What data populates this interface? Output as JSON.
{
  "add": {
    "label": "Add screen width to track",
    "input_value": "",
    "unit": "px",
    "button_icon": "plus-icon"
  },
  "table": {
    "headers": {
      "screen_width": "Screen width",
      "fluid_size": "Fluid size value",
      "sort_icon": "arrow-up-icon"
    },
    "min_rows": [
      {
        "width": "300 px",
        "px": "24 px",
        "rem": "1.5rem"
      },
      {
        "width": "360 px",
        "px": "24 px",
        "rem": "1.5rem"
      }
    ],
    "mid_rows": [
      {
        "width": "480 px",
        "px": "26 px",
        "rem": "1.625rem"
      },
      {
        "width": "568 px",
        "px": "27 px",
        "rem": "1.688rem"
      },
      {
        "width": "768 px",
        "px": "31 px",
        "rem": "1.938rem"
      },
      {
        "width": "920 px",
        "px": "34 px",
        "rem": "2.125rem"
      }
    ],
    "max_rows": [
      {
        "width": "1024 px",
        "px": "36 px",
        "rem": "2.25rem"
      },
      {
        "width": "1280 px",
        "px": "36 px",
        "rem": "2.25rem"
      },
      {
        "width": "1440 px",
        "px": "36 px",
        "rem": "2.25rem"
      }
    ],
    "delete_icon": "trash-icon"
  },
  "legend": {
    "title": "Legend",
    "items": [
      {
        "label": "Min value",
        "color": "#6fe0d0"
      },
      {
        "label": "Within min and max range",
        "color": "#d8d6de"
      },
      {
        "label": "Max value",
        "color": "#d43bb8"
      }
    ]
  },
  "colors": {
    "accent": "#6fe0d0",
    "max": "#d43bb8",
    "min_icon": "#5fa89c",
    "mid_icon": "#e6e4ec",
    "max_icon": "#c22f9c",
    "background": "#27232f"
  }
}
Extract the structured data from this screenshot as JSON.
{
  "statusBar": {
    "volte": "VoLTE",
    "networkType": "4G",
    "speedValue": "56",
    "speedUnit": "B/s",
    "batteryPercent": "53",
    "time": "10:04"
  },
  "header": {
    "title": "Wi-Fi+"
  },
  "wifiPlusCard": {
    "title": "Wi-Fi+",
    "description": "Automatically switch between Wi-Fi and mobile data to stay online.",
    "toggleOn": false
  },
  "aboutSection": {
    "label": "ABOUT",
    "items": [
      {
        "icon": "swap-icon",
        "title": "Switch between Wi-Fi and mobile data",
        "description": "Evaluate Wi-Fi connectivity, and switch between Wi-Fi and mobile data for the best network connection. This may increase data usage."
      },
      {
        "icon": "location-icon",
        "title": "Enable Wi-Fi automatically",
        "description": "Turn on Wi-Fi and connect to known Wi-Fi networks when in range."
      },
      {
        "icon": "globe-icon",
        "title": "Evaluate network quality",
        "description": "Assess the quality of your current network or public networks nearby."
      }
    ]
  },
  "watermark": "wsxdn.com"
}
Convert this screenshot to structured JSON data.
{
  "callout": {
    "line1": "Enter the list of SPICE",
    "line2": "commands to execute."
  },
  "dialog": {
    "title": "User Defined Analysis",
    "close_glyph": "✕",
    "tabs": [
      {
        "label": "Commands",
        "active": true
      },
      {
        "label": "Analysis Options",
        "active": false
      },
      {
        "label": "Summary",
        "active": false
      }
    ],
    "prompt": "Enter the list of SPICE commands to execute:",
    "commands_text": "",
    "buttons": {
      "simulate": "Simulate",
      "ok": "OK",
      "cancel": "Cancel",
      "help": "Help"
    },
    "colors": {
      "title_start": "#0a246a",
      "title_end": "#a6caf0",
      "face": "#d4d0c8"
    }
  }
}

Short problem: Show the lines of the records that contain the word "Enter".

Solution to the exercise:
    "line1": "Enter the list of SPICE",
    "prompt": "Enter the list of SPICE commands to execute:",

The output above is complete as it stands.